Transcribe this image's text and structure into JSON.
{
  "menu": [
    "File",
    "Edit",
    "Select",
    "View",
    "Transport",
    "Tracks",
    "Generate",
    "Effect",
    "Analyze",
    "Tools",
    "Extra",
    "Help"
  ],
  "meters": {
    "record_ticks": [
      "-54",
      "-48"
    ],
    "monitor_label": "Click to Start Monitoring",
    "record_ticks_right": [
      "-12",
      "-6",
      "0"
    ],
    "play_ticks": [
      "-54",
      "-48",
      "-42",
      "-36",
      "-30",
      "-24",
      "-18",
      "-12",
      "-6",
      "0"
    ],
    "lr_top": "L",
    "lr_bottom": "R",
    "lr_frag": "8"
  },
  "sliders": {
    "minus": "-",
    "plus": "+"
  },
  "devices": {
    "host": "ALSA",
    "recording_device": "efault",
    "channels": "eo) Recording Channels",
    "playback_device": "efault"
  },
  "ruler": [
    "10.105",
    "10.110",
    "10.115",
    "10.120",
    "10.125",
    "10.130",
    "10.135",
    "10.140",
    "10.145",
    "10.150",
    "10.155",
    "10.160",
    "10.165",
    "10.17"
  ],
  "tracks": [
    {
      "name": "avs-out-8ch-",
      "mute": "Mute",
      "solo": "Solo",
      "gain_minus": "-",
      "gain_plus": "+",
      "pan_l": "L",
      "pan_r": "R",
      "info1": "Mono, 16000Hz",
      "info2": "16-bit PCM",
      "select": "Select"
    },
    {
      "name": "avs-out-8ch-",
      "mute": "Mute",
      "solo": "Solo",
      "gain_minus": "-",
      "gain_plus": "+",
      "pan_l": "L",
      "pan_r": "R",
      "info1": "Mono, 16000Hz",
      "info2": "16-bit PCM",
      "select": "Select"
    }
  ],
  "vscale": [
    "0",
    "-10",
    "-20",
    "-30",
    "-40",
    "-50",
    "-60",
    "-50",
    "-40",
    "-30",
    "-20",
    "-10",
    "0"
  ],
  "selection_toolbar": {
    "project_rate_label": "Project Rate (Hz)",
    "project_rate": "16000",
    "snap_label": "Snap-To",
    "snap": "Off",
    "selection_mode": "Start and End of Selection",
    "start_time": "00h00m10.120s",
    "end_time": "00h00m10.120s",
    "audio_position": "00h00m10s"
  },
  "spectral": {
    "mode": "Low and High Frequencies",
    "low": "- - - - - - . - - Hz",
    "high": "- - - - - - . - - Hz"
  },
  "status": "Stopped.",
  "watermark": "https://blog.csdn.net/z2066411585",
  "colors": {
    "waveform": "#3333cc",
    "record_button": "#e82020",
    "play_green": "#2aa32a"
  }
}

==============================

→ Stated goal: Give the material above again, word for word.

→ The response:
Transcribe this image's text and structure into JSON.
{
  "menu": [
    "File",
    "Edit",
    "Select",
    "View",
    "Transport",
    "Tracks",
    "Generate",
    "Effect",
    "Analyze",
    "Tools",
    "Extra",
    "Help"
  ],
  "meters": {
    "record_ticks": [
      "-54",
      "-48"
    ],
    "monitor_label": "Click to Start Monitoring",
    "record_ticks_right": [
      "-12",
      "-6",
      "0"
    ],
    "play_ticks": [
      "-54",
      "-48",
      "-42",
      "-36",
      "-30",
      "-24",
      "-18",
      "-12",
      "-6",
      "0"
    ],
    "lr_top": "L",
    "lr_bottom": "R",
    "lr_frag": "8"
  },
  "sliders": {
    "minus": "-",
    "plus": "+"
  },
  "devices": {
    "host": "ALSA",
    "recording_device": "efault",
    "channels": "eo) Recording Channels",
    "playback_device": "efault"
  },
  "ruler": [
    "10.105",
    "10.110",
    "10.115",
    "10.120",
    "10.125",
    "10.130",
    "10.135",
    "10.140",
    "10.145",
    "10.150",
    "10.155",
    "10.160",
    "10.165",
    "10.17"
  ],
  "tracks": [
    {
      "name": "avs-out-8ch-",
      "mute": "Mute",
      "solo": "Solo",
      "gain_minus": "-",
      "gain_plus": "+",
      "pan_l": "L",
      "pan_r": "R",
      "info1": "Mono, 16000Hz",
      "info2": "16-bit PCM",
      "select": "Select"
    },
    {
      "name": "avs-out-8ch-",
      "mute": "Mute",
      "solo": "Solo",
      "gain_minus": "-",
      "gain_plus": "+",
      "pan_l": "L",
      "pan_r": "R",
      "info1": "Mono, 16000Hz",
      "info2": "16-bit PCM",
      "select": "Select"
    }
  ],
  "vscale": [
    "0",
    "-10",
    "-20",
    "-30",
    "-40",
    "-50",
    "-60",
    "-50",
    "-40",
    "-30",
    "-20",
    "-10",
    "0"
  ],
  "selection_toolbar": {
    "project_rate_label": "Project Rate (Hz)",
    "project_rate": "16000",
    "snap_label": "Snap-To",
    "snap": "Off",
    "selection_mode": "Start and End of Selection",
    "start_time": "00h00m10.120s",
    "end_time": "00h00m10.120s",
    "audio_position": "00h00m10s"
  },
  "spectral": {
    "mode": "Low and High Frequencies",
    "low": "- - - - - - . - - Hz",
    "high": "- - - - - - . - - Hz"
  },
  "status": "Stopped.",
  "watermark": "https://blog.csdn.net/z2066411585",
  "colors": {
    "waveform": "#3333cc",
    "record_button": "#e82020",
    "play_green": "#2aa32a"
  }
}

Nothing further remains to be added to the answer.